▶ [Tarea planteada 1] Según el pasaje seleccionado, ¿en qué año se firmaron los Acuerdos de Oslo?

▶ [Pasaje seleccionado]
Agotado estratégicamente el terrorismo de los fedayines, o guerrilleros, surgió de pronto en diciembre de 1987 el alzamiento de la propia población, una movilización portadora de una denuncia clara sobre las condiciones de opresión, a la vez que ponía al desnudo la desproporción descomunal en el poderío militar, esa misma desproporción  que se daba entre las piedras lanzadas por adolescentes y los fusiles Galil, las ametralladoras y los tanques de guerra todoterreno, con los que respondían los soldados israelíes.

De ese modo, el descrédito se extendía sobre la cabeza del Estado judío, que comenzaba a rozar la condición de país paria, algo que también afectaba la política internacional de los Estados Unidos, su protector incondicional. Es cierto, las Intifadas legitimaron la causa palestina, pero también fueron aplastadas por las fuerzas armadas israelíes. Con todo, ellas y la solidaridad internacional consiguieron abrir un espacio favorable a la diplomacia y a la flexibilización de las partes.

Diplomacia, elasticidad y acuerdos.

Aunque derrotadas, las Intifadas ejercieron una presión que llevó a Israel, un tiempo después, a retirarse de Gaza, si bien manteniendo controles asfixiantes; así mismo condujeron a que un ala moderada, sobre todo la de los laboristas, entreviera la coexistencia con un Estado Palestino. En el marco de la negociación sería posible el intercambio de territorio y soberanía para la parte palestina y, por otro lado, seguridad en las fronteras para Israel.

Ya lo demás, era el esfuerzo del presidente Clinton para acercar a los representantes de ambos pueblos, de modo que sentó en la misma mesa a Isaac Rabin y a Yasser Arafat, antiguos guerreros y, en las nuevas circunstancias, convertidos en jefes moderados y pragmáticos, todo lo cual desembocó en los Acuerdos de Oslo de 1993. Dichos acuerdos contemplaron un gobierno interino en territorio palestino, lo que se plasmó en la elección de la Autoridad Palestina, lo que abría la perspectiva para la existencia de dos estados; no obstante, sobre algunos asuntos estructurales no hubo consensos, por ejemplo, sobre Jerusalén oriental, zona reclamada por los palestinos con el propósito de convertirla en su futura capital y que por el contrario había sido tomada a la fuerza por las autoridades israelíes, situación que se mantiene hasta la fecha.

Así, lo pactado en los Acuerdos de Oslo se cumplió a medias; pero en cambio, exacerbó la oposición de los frentes radicales de lado y lado. Además, sobrevino la desaparición de los líderes comprometidos en los acuerdos. Rabin fue asesinado por un fanático judío de extrema derecha y una década después murió el carismático Arafat, casado por lo demás con una cristiana, tan lejos estaba la resistencia de entonces de los fundamentalismos posteriores.

▶ [Datos extraídos]
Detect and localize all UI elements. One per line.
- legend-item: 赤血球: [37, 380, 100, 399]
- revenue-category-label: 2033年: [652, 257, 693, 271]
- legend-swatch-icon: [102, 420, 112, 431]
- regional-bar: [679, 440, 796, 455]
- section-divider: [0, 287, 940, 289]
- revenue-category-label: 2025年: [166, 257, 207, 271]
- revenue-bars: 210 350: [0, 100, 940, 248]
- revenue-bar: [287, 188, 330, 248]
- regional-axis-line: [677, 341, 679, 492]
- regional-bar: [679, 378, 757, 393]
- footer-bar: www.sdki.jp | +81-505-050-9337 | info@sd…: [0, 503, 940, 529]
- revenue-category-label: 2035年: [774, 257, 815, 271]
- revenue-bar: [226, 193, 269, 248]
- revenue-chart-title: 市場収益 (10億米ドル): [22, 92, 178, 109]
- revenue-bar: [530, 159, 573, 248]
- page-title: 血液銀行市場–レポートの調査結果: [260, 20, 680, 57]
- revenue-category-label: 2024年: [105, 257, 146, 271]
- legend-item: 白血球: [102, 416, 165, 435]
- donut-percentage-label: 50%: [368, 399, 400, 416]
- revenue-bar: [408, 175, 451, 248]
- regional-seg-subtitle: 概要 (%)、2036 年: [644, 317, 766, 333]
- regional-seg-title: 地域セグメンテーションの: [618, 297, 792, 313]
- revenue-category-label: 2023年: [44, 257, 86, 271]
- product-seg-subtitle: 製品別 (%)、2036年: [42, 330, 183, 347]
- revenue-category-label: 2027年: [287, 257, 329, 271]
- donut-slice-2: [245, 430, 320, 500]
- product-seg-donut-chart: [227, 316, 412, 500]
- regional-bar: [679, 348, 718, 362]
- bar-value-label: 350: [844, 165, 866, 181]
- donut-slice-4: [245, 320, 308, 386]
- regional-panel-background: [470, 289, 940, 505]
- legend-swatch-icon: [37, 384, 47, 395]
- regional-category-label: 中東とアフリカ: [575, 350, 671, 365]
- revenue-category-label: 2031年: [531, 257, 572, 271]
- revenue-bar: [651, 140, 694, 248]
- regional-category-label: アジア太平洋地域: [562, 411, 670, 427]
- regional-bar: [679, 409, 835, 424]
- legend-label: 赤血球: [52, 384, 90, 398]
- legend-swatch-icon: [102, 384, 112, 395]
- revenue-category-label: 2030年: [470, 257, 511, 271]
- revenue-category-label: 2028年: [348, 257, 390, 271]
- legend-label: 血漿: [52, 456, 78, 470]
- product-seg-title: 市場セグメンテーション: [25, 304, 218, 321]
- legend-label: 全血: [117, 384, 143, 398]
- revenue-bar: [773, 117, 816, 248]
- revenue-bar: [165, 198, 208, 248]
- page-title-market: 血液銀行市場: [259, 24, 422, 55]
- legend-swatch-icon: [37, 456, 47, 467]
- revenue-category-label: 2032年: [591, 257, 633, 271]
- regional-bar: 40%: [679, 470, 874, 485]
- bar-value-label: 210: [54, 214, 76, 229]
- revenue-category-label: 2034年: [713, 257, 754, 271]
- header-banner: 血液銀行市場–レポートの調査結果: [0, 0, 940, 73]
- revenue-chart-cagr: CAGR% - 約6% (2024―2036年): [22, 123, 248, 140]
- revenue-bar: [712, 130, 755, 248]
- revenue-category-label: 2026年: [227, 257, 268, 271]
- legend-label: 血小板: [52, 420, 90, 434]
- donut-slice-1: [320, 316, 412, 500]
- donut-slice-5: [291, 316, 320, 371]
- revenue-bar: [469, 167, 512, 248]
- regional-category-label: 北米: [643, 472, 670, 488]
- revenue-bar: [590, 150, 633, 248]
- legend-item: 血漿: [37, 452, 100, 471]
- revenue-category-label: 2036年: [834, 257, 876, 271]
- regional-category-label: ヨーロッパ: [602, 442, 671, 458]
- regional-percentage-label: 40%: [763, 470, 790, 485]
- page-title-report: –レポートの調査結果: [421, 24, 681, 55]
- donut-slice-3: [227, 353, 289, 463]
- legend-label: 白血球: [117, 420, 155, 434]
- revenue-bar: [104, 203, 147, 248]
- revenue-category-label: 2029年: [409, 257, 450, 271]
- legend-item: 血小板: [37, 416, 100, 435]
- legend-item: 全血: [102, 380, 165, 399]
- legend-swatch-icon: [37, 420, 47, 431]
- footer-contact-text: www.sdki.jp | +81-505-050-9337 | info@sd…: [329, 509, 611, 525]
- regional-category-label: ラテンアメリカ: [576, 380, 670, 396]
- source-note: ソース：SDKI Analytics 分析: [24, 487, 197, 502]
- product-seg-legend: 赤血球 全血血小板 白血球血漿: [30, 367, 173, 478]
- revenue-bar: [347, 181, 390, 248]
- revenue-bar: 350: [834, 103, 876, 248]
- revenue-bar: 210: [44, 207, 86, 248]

▶ [Tarea planteada 2] Edita los registros desde su inicio hasta la línea que contiene "- regional-bar: [679, 348, 718, 362]", ambas incluidas, sustituyendo "legend-item" por "legend-entry" sin alterar nada más. Devuelve solo esas líneas.

▶ [Respuesta correcta 1] En 1993.

▶ [Respuesta correcta 2]
Detect and localize all UI elements. One per line.
- legend-entry: 赤血球: [37, 380, 100, 399]
- revenue-category-label: 2033年: [652, 257, 693, 271]
- legend-swatch-icon: [102, 420, 112, 431]
- regional-bar: [679, 440, 796, 455]
- section-divider: [0, 287, 940, 289]
- revenue-category-label: 2025年: [166, 257, 207, 271]
- revenue-bars: 210 350: [0, 100, 940, 248]
- revenue-bar: [287, 188, 330, 248]
- regional-axis-line: [677, 341, 679, 492]
- regional-bar: [679, 378, 757, 393]
- footer-bar: www.sdki.jp | +81-505-050-9337 | info@sd…: [0, 503, 940, 529]
- revenue-category-label: 2035年: [774, 257, 815, 271]
- revenue-bar: [226, 193, 269, 248]
- revenue-chart-title: 市場収益 (10億米ドル): [22, 92, 178, 109]
- revenue-bar: [530, 159, 573, 248]
- page-title: 血液銀行市場–レポートの調査結果: [260, 20, 680, 57]
- revenue-category-label: 2024年: [105, 257, 146, 271]
- legend-entry: 白血球: [102, 416, 165, 435]
- donut-percentage-label: 50%: [368, 399, 400, 416]
- revenue-bar: [408, 175, 451, 248]
- regional-seg-subtitle: 概要 (%)、2036 年: [644, 317, 766, 333]
- regional-seg-title: 地域セグメンテーションの: [618, 297, 792, 313]
- revenue-category-label: 2023年: [44, 257, 86, 271]
- product-seg-subtitle: 製品別 (%)、2036年: [42, 330, 183, 347]
- revenue-category-label: 2027年: [287, 257, 329, 271]
- donut-slice-2: [245, 430, 320, 500]
- product-seg-donut-chart: [227, 316, 412, 500]
- regional-bar: [679, 348, 718, 362]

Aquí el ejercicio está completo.